Written problem: Please turn the material from its first line through the line containing "point-yes bbox=[1256, 727, 1272, 743]", both included, into a JSON list of strings, one string per line with blank lines omitted.

Entries shown:
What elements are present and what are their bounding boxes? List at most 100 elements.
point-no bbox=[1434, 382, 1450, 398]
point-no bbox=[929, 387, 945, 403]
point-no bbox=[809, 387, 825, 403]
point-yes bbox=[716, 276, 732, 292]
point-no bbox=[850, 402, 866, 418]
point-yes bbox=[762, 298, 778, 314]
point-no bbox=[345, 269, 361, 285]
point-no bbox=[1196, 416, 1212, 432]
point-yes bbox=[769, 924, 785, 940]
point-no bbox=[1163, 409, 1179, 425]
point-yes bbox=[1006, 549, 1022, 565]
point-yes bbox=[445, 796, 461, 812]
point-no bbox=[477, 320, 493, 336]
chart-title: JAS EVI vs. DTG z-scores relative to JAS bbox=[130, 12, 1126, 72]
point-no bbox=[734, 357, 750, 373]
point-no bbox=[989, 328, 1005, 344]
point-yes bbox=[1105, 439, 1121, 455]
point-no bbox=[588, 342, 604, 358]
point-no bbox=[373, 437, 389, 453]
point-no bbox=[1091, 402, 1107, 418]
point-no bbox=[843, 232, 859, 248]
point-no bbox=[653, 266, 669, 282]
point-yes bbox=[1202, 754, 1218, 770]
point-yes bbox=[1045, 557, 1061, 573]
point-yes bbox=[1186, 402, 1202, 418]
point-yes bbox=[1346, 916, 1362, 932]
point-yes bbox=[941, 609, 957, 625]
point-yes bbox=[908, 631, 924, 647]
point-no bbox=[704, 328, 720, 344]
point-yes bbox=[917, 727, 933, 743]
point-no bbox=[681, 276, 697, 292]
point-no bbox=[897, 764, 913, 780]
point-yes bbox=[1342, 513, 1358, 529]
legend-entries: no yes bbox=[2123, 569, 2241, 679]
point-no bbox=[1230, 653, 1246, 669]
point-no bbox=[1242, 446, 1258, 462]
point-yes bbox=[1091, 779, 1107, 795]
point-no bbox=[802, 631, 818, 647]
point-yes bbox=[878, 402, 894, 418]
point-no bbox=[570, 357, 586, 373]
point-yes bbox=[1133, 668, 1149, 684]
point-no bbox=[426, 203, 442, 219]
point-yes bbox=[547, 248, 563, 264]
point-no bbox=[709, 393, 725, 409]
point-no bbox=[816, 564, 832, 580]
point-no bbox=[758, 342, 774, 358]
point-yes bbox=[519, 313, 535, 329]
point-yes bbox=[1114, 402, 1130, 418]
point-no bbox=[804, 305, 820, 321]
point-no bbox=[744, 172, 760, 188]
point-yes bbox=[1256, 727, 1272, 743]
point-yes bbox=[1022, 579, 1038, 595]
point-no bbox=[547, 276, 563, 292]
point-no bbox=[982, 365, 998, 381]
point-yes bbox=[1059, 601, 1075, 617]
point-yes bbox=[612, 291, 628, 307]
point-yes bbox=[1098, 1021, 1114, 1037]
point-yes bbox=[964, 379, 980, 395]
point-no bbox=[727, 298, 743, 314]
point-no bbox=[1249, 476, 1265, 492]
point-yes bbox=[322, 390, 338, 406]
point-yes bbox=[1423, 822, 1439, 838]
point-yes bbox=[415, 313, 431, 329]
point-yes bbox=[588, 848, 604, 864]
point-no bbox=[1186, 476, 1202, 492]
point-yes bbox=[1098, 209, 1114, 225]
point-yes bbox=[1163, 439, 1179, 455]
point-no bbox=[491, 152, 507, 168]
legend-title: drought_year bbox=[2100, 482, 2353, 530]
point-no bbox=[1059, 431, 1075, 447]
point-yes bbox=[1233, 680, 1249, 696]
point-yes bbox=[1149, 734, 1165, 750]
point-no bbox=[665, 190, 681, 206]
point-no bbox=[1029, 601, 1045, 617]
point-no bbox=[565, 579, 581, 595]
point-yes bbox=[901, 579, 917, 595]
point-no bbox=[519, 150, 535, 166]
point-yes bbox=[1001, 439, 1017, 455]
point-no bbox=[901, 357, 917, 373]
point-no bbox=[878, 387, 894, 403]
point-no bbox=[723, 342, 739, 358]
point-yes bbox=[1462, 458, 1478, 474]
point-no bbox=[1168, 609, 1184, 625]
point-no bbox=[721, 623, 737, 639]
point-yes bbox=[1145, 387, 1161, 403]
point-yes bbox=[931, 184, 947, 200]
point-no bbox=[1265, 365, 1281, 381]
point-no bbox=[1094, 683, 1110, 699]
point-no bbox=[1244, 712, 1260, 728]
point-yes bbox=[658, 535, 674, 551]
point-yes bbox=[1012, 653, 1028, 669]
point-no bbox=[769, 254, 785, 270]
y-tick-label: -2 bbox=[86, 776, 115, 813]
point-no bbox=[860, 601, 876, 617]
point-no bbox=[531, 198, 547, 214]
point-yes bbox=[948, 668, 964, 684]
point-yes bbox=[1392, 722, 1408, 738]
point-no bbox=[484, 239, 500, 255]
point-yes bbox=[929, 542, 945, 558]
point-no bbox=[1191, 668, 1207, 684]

Exercise answer:
[
  "What elements are present and what are their bounding boxes? List at most 100 elements.",
  "point-no bbox=[1434, 382, 1450, 398]",
  "point-no bbox=[929, 387, 945, 403]",
  "point-no bbox=[809, 387, 825, 403]",
  "point-yes bbox=[716, 276, 732, 292]",
  "point-no bbox=[850, 402, 866, 418]",
  "point-yes bbox=[762, 298, 778, 314]",
  "point-no bbox=[345, 269, 361, 285]",
  "point-no bbox=[1196, 416, 1212, 432]",
  "point-yes bbox=[769, 924, 785, 940]",
  "point-no bbox=[1163, 409, 1179, 425]",
  "point-yes bbox=[1006, 549, 1022, 565]",
  "point-yes bbox=[445, 796, 461, 812]",
  "point-no bbox=[477, 320, 493, 336]",
  "chart-title: JAS EVI vs. DTG z-scores relative to JAS bbox=[130, 12, 1126, 72]",
  "point-no bbox=[734, 357, 750, 373]",
  "point-no bbox=[989, 328, 1005, 344]",
  "point-yes bbox=[1105, 439, 1121, 455]",
  "point-no bbox=[588, 342, 604, 358]",
  "point-no bbox=[373, 437, 389, 453]",
  "point-no bbox=[1091, 402, 1107, 418]",
  "point-no bbox=[843, 232, 859, 248]",
  "point-no bbox=[653, 266, 669, 282]",
  "point-yes bbox=[1202, 754, 1218, 770]",
  "point-yes bbox=[1045, 557, 1061, 573]",
  "point-yes bbox=[1186, 402, 1202, 418]",
  "point-yes bbox=[1346, 916, 1362, 932]",
  "point-yes bbox=[941, 609, 957, 625]",
  "point-yes bbox=[908, 631, 924, 647]",
  "point-no bbox=[704, 328, 720, 344]",
  "point-yes bbox=[917, 727, 933, 743]",
  "point-no bbox=[681, 276, 697, 292]",
  "point-no bbox=[897, 764, 913, 780]",
  "point-yes bbox=[1342, 513, 1358, 529]",
  "legend-entries: no yes bbox=[2123, 569, 2241, 679]",
  "point-no bbox=[1230, 653, 1246, 669]",
  "point-no bbox=[1242, 446, 1258, 462]",
  "point-yes bbox=[1091, 779, 1107, 795]",
  "point-no bbox=[802, 631, 818, 647]",
  "point-yes bbox=[878, 402, 894, 418]",
  "point-no bbox=[570, 357, 586, 373]",
  "point-yes bbox=[1133, 668, 1149, 684]",
  "point-no bbox=[426, 203, 442, 219]",
  "point-yes bbox=[547, 248, 563, 264]",
  "point-no bbox=[709, 393, 725, 409]",
  "point-no bbox=[816, 564, 832, 580]",
  "point-no bbox=[758, 342, 774, 358]",
  "point-yes bbox=[519, 313, 535, 329]",
  "point-yes bbox=[1114, 402, 1130, 418]",
  "point-no bbox=[804, 305, 820, 321]",
  "point-no bbox=[744, 172, 760, 188]",
  "point-yes bbox=[1256, 727, 1272, 743]"
]